Stored entries
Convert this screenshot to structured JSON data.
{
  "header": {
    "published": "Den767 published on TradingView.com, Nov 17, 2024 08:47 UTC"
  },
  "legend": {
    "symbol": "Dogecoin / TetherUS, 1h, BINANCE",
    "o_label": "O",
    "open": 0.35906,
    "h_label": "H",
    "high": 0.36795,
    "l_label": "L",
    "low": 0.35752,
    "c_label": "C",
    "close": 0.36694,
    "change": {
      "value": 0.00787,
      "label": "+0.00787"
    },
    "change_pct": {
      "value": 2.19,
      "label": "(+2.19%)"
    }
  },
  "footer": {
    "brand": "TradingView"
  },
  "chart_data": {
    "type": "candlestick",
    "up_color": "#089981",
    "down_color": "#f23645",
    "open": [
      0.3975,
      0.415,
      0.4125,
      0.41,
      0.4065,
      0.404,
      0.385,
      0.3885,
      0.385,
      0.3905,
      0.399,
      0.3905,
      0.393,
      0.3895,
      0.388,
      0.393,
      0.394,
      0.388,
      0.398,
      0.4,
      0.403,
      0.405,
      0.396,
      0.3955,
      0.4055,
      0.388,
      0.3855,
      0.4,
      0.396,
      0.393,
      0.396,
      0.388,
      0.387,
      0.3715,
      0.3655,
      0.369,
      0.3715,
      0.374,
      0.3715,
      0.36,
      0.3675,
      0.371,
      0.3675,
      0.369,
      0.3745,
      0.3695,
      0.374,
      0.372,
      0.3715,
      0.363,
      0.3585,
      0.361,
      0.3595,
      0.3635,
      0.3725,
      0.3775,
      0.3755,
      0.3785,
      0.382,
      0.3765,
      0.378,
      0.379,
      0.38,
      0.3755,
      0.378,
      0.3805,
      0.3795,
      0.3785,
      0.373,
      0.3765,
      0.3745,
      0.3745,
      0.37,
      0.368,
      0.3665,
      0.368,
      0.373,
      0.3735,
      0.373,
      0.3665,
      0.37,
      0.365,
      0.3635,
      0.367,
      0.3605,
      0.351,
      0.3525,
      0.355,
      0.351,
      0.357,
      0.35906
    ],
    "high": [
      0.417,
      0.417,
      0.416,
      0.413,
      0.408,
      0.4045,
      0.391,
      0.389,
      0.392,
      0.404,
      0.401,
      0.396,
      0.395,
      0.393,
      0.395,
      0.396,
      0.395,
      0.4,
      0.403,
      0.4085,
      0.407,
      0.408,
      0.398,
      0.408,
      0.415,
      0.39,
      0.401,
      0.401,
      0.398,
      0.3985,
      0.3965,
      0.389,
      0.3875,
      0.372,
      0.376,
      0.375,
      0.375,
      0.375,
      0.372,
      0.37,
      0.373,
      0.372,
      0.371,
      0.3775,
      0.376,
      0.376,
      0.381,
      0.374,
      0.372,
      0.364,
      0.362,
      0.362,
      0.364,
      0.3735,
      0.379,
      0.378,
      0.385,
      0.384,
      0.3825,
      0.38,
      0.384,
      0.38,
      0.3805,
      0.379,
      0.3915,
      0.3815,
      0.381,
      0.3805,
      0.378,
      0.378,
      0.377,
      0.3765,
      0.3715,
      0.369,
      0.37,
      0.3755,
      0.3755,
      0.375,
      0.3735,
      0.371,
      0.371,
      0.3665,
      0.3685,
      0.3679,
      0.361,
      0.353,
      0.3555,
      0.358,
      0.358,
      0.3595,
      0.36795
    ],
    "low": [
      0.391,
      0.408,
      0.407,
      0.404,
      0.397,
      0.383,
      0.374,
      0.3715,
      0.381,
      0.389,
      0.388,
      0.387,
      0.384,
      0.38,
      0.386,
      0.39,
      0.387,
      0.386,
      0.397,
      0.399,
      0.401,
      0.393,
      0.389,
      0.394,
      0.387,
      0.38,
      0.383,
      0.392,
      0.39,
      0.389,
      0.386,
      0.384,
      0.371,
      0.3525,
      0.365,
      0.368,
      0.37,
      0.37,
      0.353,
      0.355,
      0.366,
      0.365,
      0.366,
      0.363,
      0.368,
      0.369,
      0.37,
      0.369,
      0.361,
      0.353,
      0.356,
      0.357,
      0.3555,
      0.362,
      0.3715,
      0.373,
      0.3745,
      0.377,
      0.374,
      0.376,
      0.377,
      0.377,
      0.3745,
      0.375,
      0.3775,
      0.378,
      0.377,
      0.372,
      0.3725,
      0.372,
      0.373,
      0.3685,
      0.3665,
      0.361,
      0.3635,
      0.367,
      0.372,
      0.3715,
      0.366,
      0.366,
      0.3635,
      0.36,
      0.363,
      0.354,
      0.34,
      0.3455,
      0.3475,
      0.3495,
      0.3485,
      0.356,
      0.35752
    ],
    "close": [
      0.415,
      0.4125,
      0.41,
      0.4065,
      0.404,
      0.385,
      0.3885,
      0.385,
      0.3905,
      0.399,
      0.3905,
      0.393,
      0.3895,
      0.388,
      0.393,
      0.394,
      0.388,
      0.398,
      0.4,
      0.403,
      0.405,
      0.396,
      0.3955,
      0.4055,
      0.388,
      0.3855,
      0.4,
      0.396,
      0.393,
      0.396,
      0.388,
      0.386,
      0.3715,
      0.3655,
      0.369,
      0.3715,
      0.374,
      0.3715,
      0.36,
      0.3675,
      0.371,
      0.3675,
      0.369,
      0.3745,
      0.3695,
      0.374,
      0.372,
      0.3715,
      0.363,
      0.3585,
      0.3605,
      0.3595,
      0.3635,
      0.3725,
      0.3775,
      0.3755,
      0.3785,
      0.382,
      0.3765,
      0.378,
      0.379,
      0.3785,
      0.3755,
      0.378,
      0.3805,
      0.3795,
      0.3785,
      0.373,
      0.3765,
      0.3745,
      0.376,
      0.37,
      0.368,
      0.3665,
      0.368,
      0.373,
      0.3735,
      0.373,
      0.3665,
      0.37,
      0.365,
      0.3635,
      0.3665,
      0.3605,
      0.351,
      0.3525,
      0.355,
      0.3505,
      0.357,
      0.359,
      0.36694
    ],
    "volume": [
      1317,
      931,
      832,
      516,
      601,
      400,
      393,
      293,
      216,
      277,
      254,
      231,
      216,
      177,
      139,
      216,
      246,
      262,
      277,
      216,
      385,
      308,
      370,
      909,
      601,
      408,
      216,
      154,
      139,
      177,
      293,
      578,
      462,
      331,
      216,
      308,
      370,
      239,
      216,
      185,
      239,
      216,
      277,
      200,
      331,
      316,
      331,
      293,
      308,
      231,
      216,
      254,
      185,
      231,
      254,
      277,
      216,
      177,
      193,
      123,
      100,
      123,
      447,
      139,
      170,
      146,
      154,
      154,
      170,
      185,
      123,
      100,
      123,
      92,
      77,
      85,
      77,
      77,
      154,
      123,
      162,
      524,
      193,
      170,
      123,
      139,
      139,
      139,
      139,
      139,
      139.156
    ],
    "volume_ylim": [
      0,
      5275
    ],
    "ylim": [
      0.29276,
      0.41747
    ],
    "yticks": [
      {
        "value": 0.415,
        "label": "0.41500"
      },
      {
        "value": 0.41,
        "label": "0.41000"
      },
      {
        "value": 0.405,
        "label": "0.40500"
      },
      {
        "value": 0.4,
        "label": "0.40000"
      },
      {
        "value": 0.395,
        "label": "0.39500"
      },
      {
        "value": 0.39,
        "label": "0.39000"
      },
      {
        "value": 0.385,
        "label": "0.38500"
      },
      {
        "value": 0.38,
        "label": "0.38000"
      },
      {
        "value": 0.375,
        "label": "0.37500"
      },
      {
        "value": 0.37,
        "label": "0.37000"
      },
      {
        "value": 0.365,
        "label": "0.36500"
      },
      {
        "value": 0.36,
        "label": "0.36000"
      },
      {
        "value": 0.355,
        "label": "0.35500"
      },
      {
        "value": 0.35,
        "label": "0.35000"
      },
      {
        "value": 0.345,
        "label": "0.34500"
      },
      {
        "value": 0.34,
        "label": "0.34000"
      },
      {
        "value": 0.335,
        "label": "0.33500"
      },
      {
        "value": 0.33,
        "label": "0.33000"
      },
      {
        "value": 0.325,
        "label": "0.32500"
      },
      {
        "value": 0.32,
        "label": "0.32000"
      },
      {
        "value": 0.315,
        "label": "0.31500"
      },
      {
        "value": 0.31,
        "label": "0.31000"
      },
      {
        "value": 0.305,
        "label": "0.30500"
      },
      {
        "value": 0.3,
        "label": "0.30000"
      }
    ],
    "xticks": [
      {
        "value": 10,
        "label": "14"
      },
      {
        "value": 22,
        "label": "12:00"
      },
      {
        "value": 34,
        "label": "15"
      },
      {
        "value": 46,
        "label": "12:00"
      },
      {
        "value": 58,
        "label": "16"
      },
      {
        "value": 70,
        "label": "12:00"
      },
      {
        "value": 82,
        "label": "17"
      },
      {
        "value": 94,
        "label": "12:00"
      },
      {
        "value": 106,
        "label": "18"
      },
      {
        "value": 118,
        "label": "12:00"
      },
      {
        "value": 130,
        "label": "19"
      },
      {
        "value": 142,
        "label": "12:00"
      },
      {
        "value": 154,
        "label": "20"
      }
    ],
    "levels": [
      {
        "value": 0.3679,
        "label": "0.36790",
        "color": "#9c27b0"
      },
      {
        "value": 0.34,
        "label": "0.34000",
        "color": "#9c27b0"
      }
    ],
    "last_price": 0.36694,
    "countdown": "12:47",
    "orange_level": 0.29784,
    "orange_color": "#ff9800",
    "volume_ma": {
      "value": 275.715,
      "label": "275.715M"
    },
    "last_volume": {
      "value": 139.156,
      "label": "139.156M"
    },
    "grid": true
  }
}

» Instructions to follow: Among the lines of the material, find those that hold the word "TradingView" and copy them.

» The result:
    "published": "Den767 published on TradingView.com, Nov 17, 2024 08:47 UTC"
    "brand": "TradingView"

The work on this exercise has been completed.